Layout coordinate data
○ ○ ○ ○ ○ ○ ○
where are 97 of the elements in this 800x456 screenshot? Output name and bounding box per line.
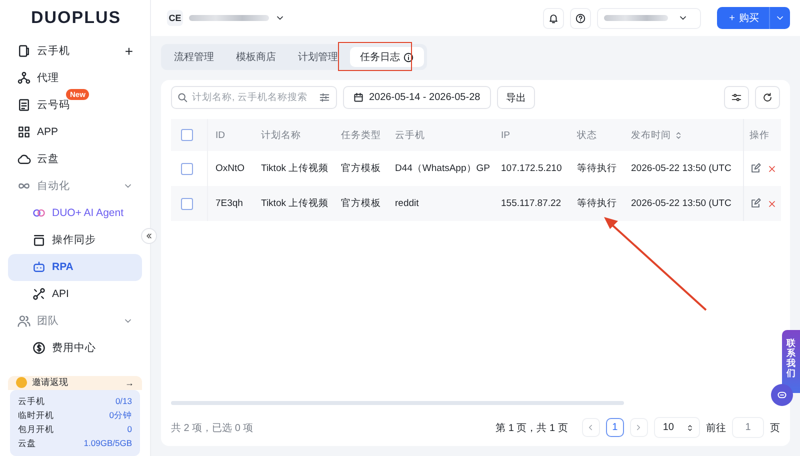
usage-value: 0 — [127, 424, 132, 436]
column-header: ID — [207, 119, 253, 151]
help-icon — [575, 12, 586, 24]
sync-icon — [32, 233, 46, 248]
api-icon — [32, 287, 46, 302]
sliders-icon — [731, 92, 742, 103]
usage-label: 云盘 — [18, 438, 36, 450]
table-cell: 等待执行 — [577, 198, 617, 209]
table-cell: OxNtO — [216, 163, 245, 174]
grid-icon — [17, 125, 31, 140]
column-header: 状态 — [569, 119, 623, 151]
row-checkbox[interactable] — [181, 162, 193, 174]
usage-value: 0分钟 — [109, 410, 132, 422]
sidebar-item[interactable]: 费用中心 — [8, 334, 142, 362]
page-info: 第 1 页，共 1 页 — [496, 422, 568, 434]
page-unit-label: 页 — [770, 422, 780, 434]
tab[interactable]: 任务日志 — [350, 47, 424, 67]
delete-button[interactable] — [766, 198, 776, 208]
table-cell: D44（WhatsApp）GP — [395, 163, 490, 174]
select-all-checkbox[interactable] — [181, 129, 193, 141]
edit-button[interactable] — [750, 163, 760, 174]
sidebar-group[interactable]: 自动化 — [8, 172, 142, 200]
column-header[interactable]: 发布时间 — [623, 119, 743, 151]
people-icon — [17, 314, 31, 328]
document-icon — [17, 98, 31, 112]
column-header: IP — [493, 119, 569, 151]
refresh-button[interactable] — [755, 86, 780, 109]
cloud-icon — [17, 152, 31, 166]
table-cell: Tiktok 上传视频 — [261, 198, 329, 209]
contact-us-tab[interactable]: 联系我们 — [782, 330, 800, 393]
sidebar-item[interactable]: RPA — [8, 254, 142, 281]
buy-button[interactable]: + 购买 — [717, 7, 790, 29]
org-avatar[interactable]: CE — [167, 10, 183, 26]
table-cell: 官方模板 — [341, 198, 381, 209]
info-icon — [403, 52, 414, 62]
goto-page-field[interactable]: 1 — [732, 417, 764, 438]
dollar-coin-icon — [32, 341, 46, 356]
selection-summary: 共 2 项，已选 0 项 — [171, 422, 254, 434]
bell-icon[interactable] — [543, 8, 564, 28]
filter-icon — [319, 92, 330, 103]
phone-icon — [17, 44, 31, 58]
sidebar-item[interactable]: API — [8, 280, 142, 308]
delete-button[interactable] — [766, 164, 776, 174]
column-header: 操作 — [743, 119, 781, 151]
usage-label: 临时开机 — [18, 410, 54, 422]
sidebar-item[interactable]: DUO+ AI Agent — [8, 200, 142, 227]
row-checkbox[interactable] — [181, 198, 193, 210]
sidebar-item[interactable]: 云手机 + — [8, 38, 142, 65]
date-range-field[interactable]: 2026-05-14 - 2026-05-28 — [343, 86, 492, 109]
tab[interactable]: 计划管理 — [288, 47, 348, 67]
close-icon — [766, 164, 776, 174]
sidebar-group[interactable]: 团队 — [8, 308, 142, 335]
search-field[interactable]: 计划名称, 云手机名称搜索 — [171, 86, 337, 109]
table-cell: 107.172.5.210 — [501, 163, 562, 174]
table-cell: reddit — [395, 198, 419, 209]
page-size-select[interactable]: 10 — [654, 417, 700, 438]
column-header: 云手机 — [387, 119, 493, 151]
usage-label: 云手机 — [18, 396, 45, 408]
sidebar-item[interactable]: APP — [8, 118, 142, 146]
export-button[interactable]: 导出 — [497, 86, 536, 109]
usage-value: 1.09GB/5GB — [84, 438, 132, 450]
collapse-button[interactable] — [141, 228, 157, 244]
usage-value: 0/13 — [115, 396, 132, 408]
table-cell: Tiktok 上传视频 — [261, 163, 329, 174]
table-cell: 等待执行 — [577, 163, 617, 174]
column-header: 任务类型 — [333, 119, 387, 151]
sidebar-item[interactable]: 操作同步 — [8, 226, 142, 254]
edit-icon — [750, 163, 760, 174]
search-icon — [177, 92, 188, 103]
logo: DUOPLUS — [30, 7, 122, 29]
edit-icon — [750, 198, 760, 209]
sidebar-item[interactable]: 云盘 — [8, 146, 142, 173]
help-button[interactable] — [570, 8, 592, 28]
updown-icon — [686, 424, 694, 432]
close-icon — [766, 198, 776, 208]
table-cell: 2026-05-22 13:50 (UTC — [631, 198, 732, 209]
network-icon — [17, 71, 31, 86]
table-cell: 155.117.87.22 — [501, 198, 562, 209]
page-button[interactable]: 1 — [606, 418, 624, 437]
calendar-icon — [353, 92, 364, 103]
column-header: 计划名称 — [253, 119, 333, 151]
sort-icon — [674, 130, 683, 140]
tab[interactable]: 流程管理 — [164, 47, 224, 67]
column-settings-button[interactable] — [724, 86, 749, 109]
refresh-icon — [762, 92, 773, 103]
table-cell: 2026-05-22 13:50 (UTC — [631, 163, 732, 174]
invite-banner[interactable]: 邀请返现 → — [8, 376, 142, 390]
chat-icon — [776, 389, 788, 401]
robot-icon — [32, 260, 46, 274]
goto-label: 前往 — [706, 422, 726, 434]
edit-button[interactable] — [750, 198, 760, 209]
table-cell: 官方模板 — [341, 163, 381, 174]
coin-icon — [16, 377, 27, 388]
usage-label: 包月开机 — [18, 424, 54, 436]
table-cell: 7E3qh — [216, 198, 243, 209]
tab[interactable]: 模板商店 — [226, 47, 286, 67]
double-chevron-icon — [145, 232, 153, 240]
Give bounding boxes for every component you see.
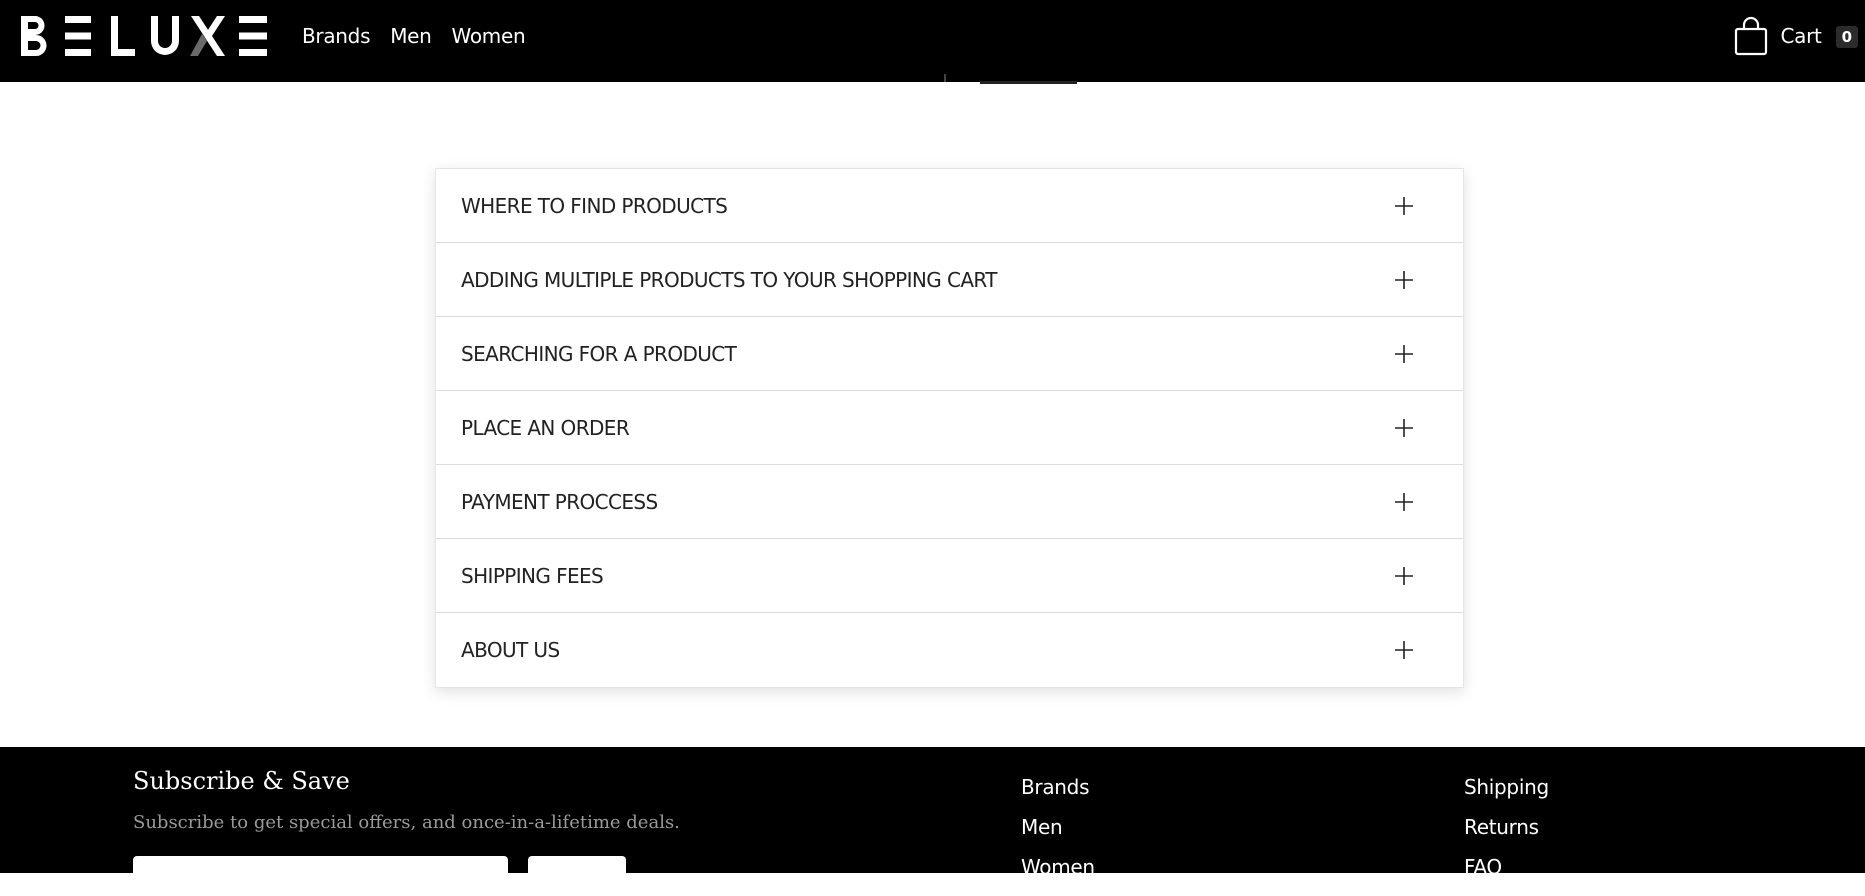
beluxe-logo[interactable] <box>19 14 271 58</box>
subscribe-description: Subscribe to get special offers, and onc… <box>133 812 680 833</box>
footer-link-brands[interactable]: Brands <box>1021 775 1095 799</box>
footer-link-shipping[interactable]: Shipping <box>1464 775 1549 799</box>
email-input[interactable] <box>133 856 508 896</box>
footer-column-shop: Brands Men Women <box>1021 775 1095 879</box>
footer-link-men[interactable]: Men <box>1021 815 1095 839</box>
faq-item-where-to-find-products[interactable]: WHERE TO FIND PRODUCTS <box>436 169 1463 243</box>
site-footer: Subscribe & Save Subscribe to get specia… <box>0 747 1865 896</box>
plus-icon[interactable] <box>1394 344 1414 364</box>
faq-item-title: SEARCHING FOR A PRODUCT <box>461 342 737 366</box>
shopping-bag-icon <box>1735 16 1768 56</box>
site-header: Brands Men Women Cart 0 <box>0 0 1865 82</box>
cart-button[interactable]: Cart 0 <box>1734 16 1858 56</box>
plus-icon[interactable] <box>1394 196 1414 216</box>
footer-column-help: Shipping Returns FAQ <box>1464 775 1549 879</box>
faq-item-title: PLACE AN ORDER <box>461 416 630 440</box>
cart-count-badge: 0 <box>1835 26 1858 48</box>
subscribe-button[interactable] <box>528 856 626 896</box>
faq-item-searching-for-a-product[interactable]: SEARCHING FOR A PRODUCT <box>436 317 1463 391</box>
plus-icon[interactable] <box>1394 492 1414 512</box>
plus-icon[interactable] <box>1394 270 1414 290</box>
partial-content-fragment <box>944 74 946 82</box>
faq-item-title: PAYMENT PROCCESS <box>461 490 658 514</box>
nav-link-men[interactable]: Men <box>390 24 432 48</box>
footer-link-returns[interactable]: Returns <box>1464 815 1549 839</box>
nav-link-women[interactable]: Women <box>452 24 526 48</box>
faq-item-adding-multiple-products[interactable]: ADDING MULTIPLE PRODUCTS TO YOUR SHOPPIN… <box>436 243 1463 317</box>
footer-link-faq[interactable]: FAQ <box>1464 855 1549 879</box>
faq-item-place-an-order[interactable]: PLACE AN ORDER <box>436 391 1463 465</box>
plus-icon[interactable] <box>1394 418 1414 438</box>
footer-link-women[interactable]: Women <box>1021 855 1095 879</box>
nav-link-brands[interactable]: Brands <box>302 24 371 48</box>
faq-accordion: WHERE TO FIND PRODUCTS ADDING MULTIPLE P… <box>435 168 1464 688</box>
plus-icon[interactable] <box>1394 640 1414 660</box>
plus-icon[interactable] <box>1394 566 1414 586</box>
faq-item-payment-process[interactable]: PAYMENT PROCCESS <box>436 465 1463 539</box>
faq-item-title: ADDING MULTIPLE PRODUCTS TO YOUR SHOPPIN… <box>461 268 997 292</box>
main-nav: Brands Men Women <box>302 24 526 48</box>
faq-item-title: WHERE TO FIND PRODUCTS <box>461 194 728 218</box>
faq-item-about-us[interactable]: ABOUT US <box>436 613 1463 687</box>
faq-item-shipping-fees[interactable]: SHIPPING FEES <box>436 539 1463 613</box>
cart-label: Cart <box>1780 24 1822 48</box>
faq-item-title: ABOUT US <box>461 638 560 662</box>
faq-item-title: SHIPPING FEES <box>461 564 604 588</box>
partial-link-underline <box>980 81 1077 84</box>
subscribe-title: Subscribe & Save <box>133 767 350 795</box>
○ ○ ○ ○ ○ ○ ○
Convert the lines of the listing above, starting at the one containing "usage-value: 0 — [127, 424, 132, 436]" and ending at the one containing "sidebar-item[interactable]: 费用中心 —", into a JSON list of strings with one string per line.

:: IN RESPONSE ::
[
  "usage-value: 0 — [127, 424, 132, 436]",
  "column-header: ID — [207, 119, 253, 151]",
  "help-icon — [575, 12, 586, 24]",
  "sync-icon — [32, 233, 46, 248]",
  "api-icon — [32, 287, 46, 302]",
  "sliders-icon — [731, 92, 742, 103]",
  "usage-label: 云盘 — [18, 438, 36, 450]",
  "table-cell: 等待执行 — [577, 198, 617, 209]",
  "table-cell: OxNtO — [216, 163, 245, 174]",
  "grid-icon — [17, 125, 31, 140]",
  "column-header: 状态 — [569, 119, 623, 151]",
  "row-checkbox[interactable] — [181, 162, 193, 174]",
  "usage-value: 0分钟 — [109, 410, 132, 422]",
  "sidebar-item[interactable]: 费用中心 — [8, 334, 142, 362]"
]